**Given data:**
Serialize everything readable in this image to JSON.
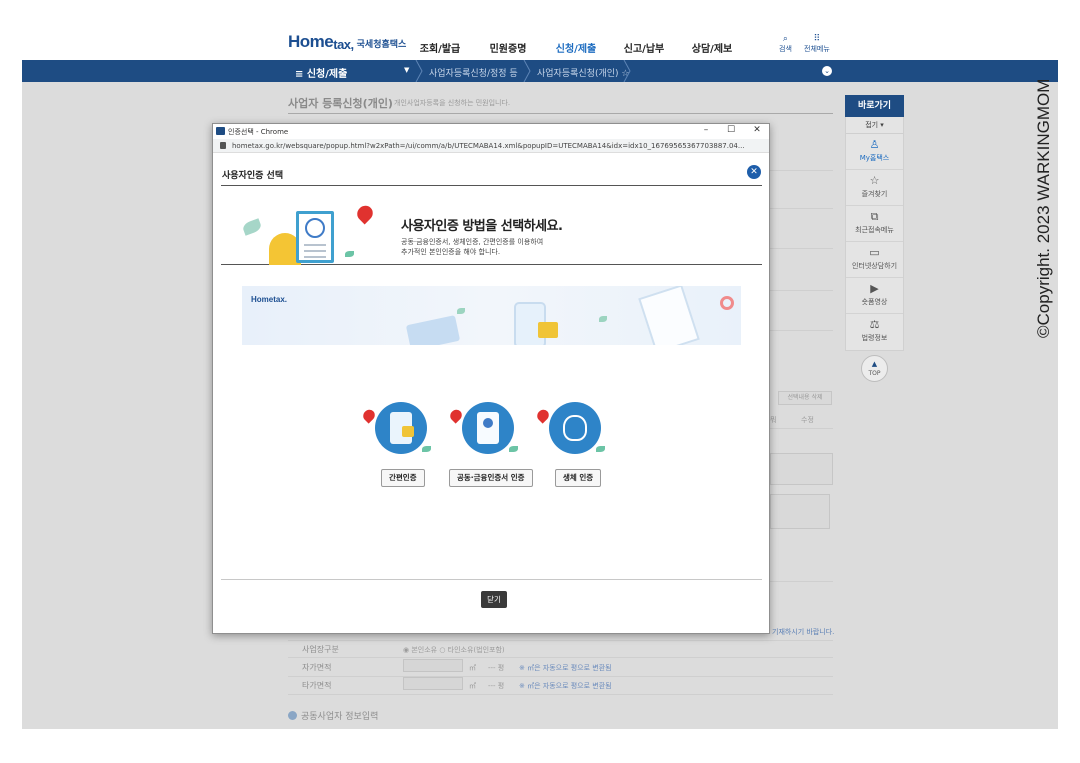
{
  "header": {
    "logo_main": "Home",
    "logo_sub": "tax,",
    "logo_name": "국세청홈택스",
    "nav": [
      "조회/발급",
      "민원증명",
      "신청/제출",
      "신고/납부",
      "상담/제보"
    ],
    "active_nav": "신청/제출",
    "search_label": "검색",
    "all_menu_label": "전체메뉴"
  },
  "navbar": {
    "menu_label": "≡ 신청/제출",
    "crumb1": "사업자등록신청/정정 등",
    "crumb2": "사업자등록신청(개인) ☆"
  },
  "page": {
    "title": "사업자 등록신청(개인)",
    "desc": "개인사업자등록을 신청하는 민원입니다.",
    "rows": [
      {
        "label": "사업장구분",
        "note": "◉ 본인소유   ○ 타인소유(법인포함)"
      },
      {
        "label": "자가면적",
        "unit": "㎡",
        "pyeong": "--- 평",
        "note": "※ ㎡은 자동으로 평으로 변환됨"
      },
      {
        "label": "타가면적",
        "unit": "㎡",
        "pyeong": "--- 평",
        "note": "※ ㎡은 자동으로 평으로 변환됨"
      }
    ],
    "section": "공동사업자 정보입력",
    "bg_delete": "선택내용 삭제",
    "bg_edit": "수정",
    "bg_fragment": "기재하시기 바랍니다."
  },
  "quick": {
    "title": "바로가기",
    "fold": "접기 ▾",
    "items": [
      {
        "label": "My홈택스",
        "icon": "person-icon",
        "glyph": "♙"
      },
      {
        "label": "즐겨찾기",
        "icon": "star-icon",
        "glyph": "☆"
      },
      {
        "label": "최근접속메뉴",
        "icon": "recent-menu-icon",
        "glyph": "⧉"
      },
      {
        "label": "인터넷상담하기",
        "icon": "chat-icon",
        "glyph": "▭"
      },
      {
        "label": "숏폼영상",
        "icon": "play-icon",
        "glyph": "▶"
      },
      {
        "label": "법령정보",
        "icon": "gavel-icon",
        "glyph": "⚖"
      }
    ],
    "top": "TOP"
  },
  "copyright": "©Copyright. 2023 WARKINGMOM",
  "popup": {
    "window_title": "인증선택 - Chrome",
    "url": "hometax.go.kr/websquare/popup.html?w2xPath=/ui/comm/a/b/UTECMABA14.xml&popupID=UTECMABA14&idx=idx10_16769565367703887.04...",
    "heading": "사용자인증 선택",
    "intro_title": "사용자인증 방법을 선택하세요.",
    "intro_desc_1": "공동·금융인증서, 생체인증, 간편인증를 이용하여",
    "intro_desc_2": "추가적인 본인인증을 해야 합니다.",
    "banner_logo": "Hometax.",
    "options": [
      "간편인증",
      "공동·금융인증서 인증",
      "생체 인증"
    ],
    "close_label": "닫기",
    "win_min": "–",
    "win_max": "☐",
    "win_close": "✕",
    "close_x": "✕"
  },
  "colors": {
    "brand_navy": "#1e4c83",
    "accent_blue": "#1d6cc0",
    "auth_circle": "#2e84c8",
    "heart_red": "#e0322f"
  }
}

**Problem:**
Leave out the pictures and transcribe the entries above exactly.

**Written response:**
Serialize everything readable in this image to JSON.
{
  "header": {
    "logo_main": "Home",
    "logo_sub": "tax,",
    "logo_name": "국세청홈택스",
    "nav": [
      "조회/발급",
      "민원증명",
      "신청/제출",
      "신고/납부",
      "상담/제보"
    ],
    "active_nav": "신청/제출",
    "search_label": "검색",
    "all_menu_label": "전체메뉴"
  },
  "navbar": {
    "menu_label": "≡ 신청/제출",
    "crumb1": "사업자등록신청/정정 등",
    "crumb2": "사업자등록신청(개인) ☆"
  },
  "page": {
    "title": "사업자 등록신청(개인)",
    "desc": "개인사업자등록을 신청하는 민원입니다.",
    "rows": [
      {
        "label": "사업장구분",
        "note": "◉ 본인소유   ○ 타인소유(법인포함)"
      },
      {
        "label": "자가면적",
        "unit": "㎡",
        "pyeong": "--- 평",
        "note": "※ ㎡은 자동으로 평으로 변환됨"
      },
      {
        "label": "타가면적",
        "unit": "㎡",
        "pyeong": "--- 평",
        "note": "※ ㎡은 자동으로 평으로 변환됨"
      }
    ],
    "section": "공동사업자 정보입력",
    "bg_delete": "선택내용 삭제",
    "bg_edit": "수정",
    "bg_fragment": "기재하시기 바랍니다."
  },
  "quick": {
    "title": "바로가기",
    "fold": "접기 ▾",
    "items": [
      {
        "label": "My홈택스",
        "icon": "person-icon",
        "glyph": "♙"
      },
      {
        "label": "즐겨찾기",
        "icon": "star-icon",
        "glyph": "☆"
      },
      {
        "label": "최근접속메뉴",
        "icon": "recent-menu-icon",
        "glyph": "⧉"
      },
      {
        "label": "인터넷상담하기",
        "icon": "chat-icon",
        "glyph": "▭"
      },
      {
        "label": "숏폼영상",
        "icon": "play-icon",
        "glyph": "▶"
      },
      {
        "label": "법령정보",
        "icon": "gavel-icon",
        "glyph": "⚖"
      }
    ],
    "top": "TOP"
  },
  "copyright": "©Copyright. 2023 WARKINGMOM",
  "popup": {
    "window_title": "인증선택 - Chrome",
    "url": "hometax.go.kr/websquare/popup.html?w2xPath=/ui/comm/a/b/UTECMABA14.xml&popupID=UTECMABA14&idx=idx10_16769565367703887.04...",
    "heading": "사용자인증 선택",
    "intro_title": "사용자인증 방법을 선택하세요.",
    "intro_desc_1": "공동·금융인증서, 생체인증, 간편인증를 이용하여",
    "intro_desc_2": "추가적인 본인인증을 해야 합니다.",
    "banner_logo": "Hometax.",
    "options": [
      "간편인증",
      "공동·금융인증서 인증",
      "생체 인증"
    ],
    "close_label": "닫기",
    "win_min": "–",
    "win_max": "☐",
    "win_close": "✕",
    "close_x": "✕"
  },
  "colors": {
    "brand_navy": "#1e4c83",
    "accent_blue": "#1d6cc0",
    "auth_circle": "#2e84c8",
    "heart_red": "#e0322f"
  }
}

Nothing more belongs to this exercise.